#### [Your objective]
Extract, verbatim, all lines starting at the one containing "Give me the" and ending with the final line of the listing, and no others.

# Start of Information given

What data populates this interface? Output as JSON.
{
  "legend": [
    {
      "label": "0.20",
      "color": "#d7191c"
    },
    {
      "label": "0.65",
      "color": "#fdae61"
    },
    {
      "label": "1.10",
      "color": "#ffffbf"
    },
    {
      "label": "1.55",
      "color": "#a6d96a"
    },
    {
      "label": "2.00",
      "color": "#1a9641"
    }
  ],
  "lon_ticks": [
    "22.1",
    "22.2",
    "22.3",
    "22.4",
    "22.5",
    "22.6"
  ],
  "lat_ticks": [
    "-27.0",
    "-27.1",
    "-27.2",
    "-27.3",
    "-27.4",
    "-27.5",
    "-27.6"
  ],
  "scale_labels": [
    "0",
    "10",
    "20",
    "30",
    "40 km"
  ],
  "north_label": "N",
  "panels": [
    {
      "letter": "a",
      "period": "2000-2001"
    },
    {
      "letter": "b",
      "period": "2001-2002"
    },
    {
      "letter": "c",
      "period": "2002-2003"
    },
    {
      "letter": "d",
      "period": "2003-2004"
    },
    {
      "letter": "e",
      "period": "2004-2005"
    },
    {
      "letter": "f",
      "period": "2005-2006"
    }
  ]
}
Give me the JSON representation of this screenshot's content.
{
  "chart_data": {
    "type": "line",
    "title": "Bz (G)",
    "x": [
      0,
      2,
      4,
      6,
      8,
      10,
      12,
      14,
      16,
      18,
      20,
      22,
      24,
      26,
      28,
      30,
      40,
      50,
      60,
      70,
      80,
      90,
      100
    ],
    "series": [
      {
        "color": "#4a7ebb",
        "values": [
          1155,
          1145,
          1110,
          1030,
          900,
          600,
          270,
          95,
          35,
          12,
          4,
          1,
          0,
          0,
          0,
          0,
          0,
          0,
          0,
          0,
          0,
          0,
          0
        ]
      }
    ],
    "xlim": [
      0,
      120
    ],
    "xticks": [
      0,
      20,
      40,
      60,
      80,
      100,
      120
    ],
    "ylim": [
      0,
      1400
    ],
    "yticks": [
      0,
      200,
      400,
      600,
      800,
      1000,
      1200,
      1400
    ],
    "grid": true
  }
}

# End of Information given

#### [Task output]
Give me the JSON representation of this screenshot's content.
{
  "chart_data": {
    "type": "line",
    "title": "Bz (G)",
    "x": [
      0,
      2,
      4,
      6,
      8,
      10,
      12,
      14,
      16,
      18,
      20,
      22,
      24,
      26,
      28,
      30,
      40,
      50,
      60,
      70,
      80,
      90,
      100
    ],
    "series": [
      {
        "color": "#4a7ebb",
        "values": [
          1155,
          1145,
          1110,
          1030,
          900,
          600,
          270,
          95,
          35,
          12,
          4,
          1,
          0,
          0,
          0,
          0,
          0,
          0,
          0,
          0,
          0,
          0,
          0
        ]
      }
    ],
    "xlim": [
      0,
      120
    ],
    "xticks": [
      0,
      20,
      40,
      60,
      80,
      100,
      120
    ],
    "ylim": [
      0,
      1400
    ],
    "yticks": [
      0,
      200,
      400,
      600,
      800,
      1000,
      1200,
      1400
    ],
    "grid": true
  }
}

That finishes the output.